(Entries taken from a collection)
◇ ◇ ◇ ◇

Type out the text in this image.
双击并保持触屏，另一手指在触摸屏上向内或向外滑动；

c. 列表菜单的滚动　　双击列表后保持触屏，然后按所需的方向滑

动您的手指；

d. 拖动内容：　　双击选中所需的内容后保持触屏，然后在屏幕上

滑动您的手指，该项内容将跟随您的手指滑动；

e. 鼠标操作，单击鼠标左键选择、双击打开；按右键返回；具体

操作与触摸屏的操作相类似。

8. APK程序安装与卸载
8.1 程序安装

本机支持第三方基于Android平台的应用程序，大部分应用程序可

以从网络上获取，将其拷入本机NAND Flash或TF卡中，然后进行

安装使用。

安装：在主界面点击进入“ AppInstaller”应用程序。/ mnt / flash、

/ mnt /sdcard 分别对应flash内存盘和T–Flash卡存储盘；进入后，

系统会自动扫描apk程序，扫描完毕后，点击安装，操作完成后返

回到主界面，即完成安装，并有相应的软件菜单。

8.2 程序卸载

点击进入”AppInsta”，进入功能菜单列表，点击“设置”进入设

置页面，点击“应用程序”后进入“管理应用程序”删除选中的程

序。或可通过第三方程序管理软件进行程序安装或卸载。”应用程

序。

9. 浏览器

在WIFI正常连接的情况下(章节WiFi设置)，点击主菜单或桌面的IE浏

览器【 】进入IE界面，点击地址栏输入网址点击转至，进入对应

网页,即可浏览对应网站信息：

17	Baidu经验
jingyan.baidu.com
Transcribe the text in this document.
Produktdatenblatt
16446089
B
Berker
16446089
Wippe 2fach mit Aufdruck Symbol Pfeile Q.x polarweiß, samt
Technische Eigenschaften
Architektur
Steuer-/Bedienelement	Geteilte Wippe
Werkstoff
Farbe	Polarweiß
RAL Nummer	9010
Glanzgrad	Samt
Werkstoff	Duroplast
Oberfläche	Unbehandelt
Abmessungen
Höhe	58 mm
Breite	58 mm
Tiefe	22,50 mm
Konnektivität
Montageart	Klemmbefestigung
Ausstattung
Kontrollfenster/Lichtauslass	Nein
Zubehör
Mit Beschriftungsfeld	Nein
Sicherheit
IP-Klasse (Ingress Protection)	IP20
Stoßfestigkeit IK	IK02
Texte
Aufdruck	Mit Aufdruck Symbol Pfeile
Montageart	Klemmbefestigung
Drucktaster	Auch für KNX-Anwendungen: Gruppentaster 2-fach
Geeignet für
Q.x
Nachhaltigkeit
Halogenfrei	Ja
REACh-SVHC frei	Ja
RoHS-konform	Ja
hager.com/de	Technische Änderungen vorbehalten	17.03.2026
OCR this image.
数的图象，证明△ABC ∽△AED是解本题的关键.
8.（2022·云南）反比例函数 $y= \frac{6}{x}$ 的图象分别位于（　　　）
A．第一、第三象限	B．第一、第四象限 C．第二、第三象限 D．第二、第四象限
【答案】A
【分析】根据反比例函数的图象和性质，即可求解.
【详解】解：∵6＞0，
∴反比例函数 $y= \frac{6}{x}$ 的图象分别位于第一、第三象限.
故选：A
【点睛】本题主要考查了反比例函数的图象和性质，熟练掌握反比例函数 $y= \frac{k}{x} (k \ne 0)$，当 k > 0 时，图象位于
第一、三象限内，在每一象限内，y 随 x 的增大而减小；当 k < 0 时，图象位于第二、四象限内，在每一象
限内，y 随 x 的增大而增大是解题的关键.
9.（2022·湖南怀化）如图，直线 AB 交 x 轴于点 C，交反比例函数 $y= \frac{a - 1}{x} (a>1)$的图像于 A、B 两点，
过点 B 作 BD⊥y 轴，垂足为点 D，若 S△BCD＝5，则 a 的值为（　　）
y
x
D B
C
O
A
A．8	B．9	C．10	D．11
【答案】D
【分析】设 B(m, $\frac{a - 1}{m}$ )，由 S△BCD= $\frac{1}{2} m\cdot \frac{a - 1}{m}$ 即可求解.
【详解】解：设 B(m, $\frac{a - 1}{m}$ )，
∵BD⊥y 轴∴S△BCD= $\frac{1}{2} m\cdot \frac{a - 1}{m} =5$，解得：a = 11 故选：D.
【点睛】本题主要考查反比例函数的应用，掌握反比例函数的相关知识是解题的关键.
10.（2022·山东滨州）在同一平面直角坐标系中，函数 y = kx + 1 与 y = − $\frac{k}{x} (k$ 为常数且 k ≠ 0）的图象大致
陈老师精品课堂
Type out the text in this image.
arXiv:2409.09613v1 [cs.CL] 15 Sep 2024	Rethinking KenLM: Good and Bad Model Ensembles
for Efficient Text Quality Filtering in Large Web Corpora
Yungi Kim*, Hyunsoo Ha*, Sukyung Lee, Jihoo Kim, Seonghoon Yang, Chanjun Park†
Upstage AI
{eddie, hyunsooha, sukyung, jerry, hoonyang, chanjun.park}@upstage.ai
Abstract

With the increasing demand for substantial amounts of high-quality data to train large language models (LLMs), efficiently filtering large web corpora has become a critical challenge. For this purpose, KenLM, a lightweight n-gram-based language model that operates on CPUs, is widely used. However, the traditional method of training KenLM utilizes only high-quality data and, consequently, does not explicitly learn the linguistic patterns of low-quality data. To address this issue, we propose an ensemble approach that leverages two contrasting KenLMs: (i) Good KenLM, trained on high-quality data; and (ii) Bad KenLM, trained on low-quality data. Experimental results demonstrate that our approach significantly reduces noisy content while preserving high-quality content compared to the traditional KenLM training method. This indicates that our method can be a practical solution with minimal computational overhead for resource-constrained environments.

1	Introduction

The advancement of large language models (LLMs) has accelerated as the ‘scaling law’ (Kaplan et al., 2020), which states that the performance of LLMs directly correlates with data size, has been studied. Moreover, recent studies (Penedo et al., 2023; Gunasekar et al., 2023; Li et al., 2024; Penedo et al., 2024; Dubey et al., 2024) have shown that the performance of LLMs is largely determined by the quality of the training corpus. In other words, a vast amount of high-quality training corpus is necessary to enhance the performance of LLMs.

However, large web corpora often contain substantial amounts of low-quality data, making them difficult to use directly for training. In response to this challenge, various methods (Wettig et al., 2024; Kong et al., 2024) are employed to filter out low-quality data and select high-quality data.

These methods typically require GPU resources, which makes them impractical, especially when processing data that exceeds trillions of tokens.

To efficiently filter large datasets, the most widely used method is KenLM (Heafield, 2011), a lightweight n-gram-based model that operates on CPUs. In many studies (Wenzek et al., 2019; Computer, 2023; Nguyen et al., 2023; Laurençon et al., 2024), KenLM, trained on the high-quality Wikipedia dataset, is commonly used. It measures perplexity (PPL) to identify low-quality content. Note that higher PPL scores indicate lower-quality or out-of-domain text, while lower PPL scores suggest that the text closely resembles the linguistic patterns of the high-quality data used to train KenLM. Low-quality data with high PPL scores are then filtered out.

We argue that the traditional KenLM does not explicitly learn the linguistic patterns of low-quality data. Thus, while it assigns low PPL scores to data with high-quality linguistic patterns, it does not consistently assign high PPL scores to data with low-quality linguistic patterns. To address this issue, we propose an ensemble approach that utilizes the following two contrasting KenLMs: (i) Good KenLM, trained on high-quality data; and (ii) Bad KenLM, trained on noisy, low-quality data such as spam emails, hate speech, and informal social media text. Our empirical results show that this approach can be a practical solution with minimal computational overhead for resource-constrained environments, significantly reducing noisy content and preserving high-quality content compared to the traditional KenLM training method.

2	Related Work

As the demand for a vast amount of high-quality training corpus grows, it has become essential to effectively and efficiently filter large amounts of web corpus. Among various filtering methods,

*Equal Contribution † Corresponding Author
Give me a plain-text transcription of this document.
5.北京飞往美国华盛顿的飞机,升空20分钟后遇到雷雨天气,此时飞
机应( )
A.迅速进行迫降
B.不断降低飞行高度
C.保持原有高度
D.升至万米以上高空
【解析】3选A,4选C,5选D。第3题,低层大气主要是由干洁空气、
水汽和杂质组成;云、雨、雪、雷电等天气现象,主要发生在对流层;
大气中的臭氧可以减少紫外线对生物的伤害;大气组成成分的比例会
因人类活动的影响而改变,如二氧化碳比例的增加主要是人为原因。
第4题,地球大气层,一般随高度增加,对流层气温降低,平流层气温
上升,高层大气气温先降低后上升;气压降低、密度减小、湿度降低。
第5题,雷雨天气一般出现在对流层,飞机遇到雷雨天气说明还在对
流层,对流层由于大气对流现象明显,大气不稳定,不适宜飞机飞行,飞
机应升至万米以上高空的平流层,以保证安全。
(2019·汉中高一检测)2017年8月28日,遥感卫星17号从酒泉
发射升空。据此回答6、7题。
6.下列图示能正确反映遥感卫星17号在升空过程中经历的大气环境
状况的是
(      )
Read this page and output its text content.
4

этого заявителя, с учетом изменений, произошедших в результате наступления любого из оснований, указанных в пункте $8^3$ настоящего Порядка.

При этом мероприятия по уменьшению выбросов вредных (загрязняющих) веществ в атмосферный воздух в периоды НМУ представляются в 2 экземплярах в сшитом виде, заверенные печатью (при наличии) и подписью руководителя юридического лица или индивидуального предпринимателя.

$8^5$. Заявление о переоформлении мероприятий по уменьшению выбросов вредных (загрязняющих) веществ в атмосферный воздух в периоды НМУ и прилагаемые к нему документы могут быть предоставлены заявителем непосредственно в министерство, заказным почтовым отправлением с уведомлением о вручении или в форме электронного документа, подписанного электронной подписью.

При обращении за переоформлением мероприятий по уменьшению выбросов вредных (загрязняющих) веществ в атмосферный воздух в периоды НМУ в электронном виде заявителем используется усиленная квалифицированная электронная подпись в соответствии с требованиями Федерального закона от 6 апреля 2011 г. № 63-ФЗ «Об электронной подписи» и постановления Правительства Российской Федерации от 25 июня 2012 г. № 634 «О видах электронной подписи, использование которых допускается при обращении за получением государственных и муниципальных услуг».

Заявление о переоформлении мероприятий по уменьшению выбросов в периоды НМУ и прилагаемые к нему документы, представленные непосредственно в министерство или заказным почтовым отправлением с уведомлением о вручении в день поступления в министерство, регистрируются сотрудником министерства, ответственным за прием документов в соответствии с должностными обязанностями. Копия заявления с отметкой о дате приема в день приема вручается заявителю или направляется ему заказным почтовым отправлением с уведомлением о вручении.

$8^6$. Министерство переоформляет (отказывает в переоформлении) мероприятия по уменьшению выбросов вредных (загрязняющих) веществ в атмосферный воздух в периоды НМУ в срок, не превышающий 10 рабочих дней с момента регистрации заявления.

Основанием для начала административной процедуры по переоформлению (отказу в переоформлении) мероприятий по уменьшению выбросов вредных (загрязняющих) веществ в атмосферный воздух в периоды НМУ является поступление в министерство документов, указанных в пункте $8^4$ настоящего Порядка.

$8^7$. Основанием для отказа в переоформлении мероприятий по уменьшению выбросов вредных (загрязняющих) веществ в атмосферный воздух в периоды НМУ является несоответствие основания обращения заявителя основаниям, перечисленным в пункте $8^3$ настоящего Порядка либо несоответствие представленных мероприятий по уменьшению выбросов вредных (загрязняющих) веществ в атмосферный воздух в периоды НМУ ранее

◇ ◇ ◇ ◇

* **Aim of the exercise**:
From the listing above, report the number of lines containing the string "methods", without any accompanying remarks.

* **Final result**:
3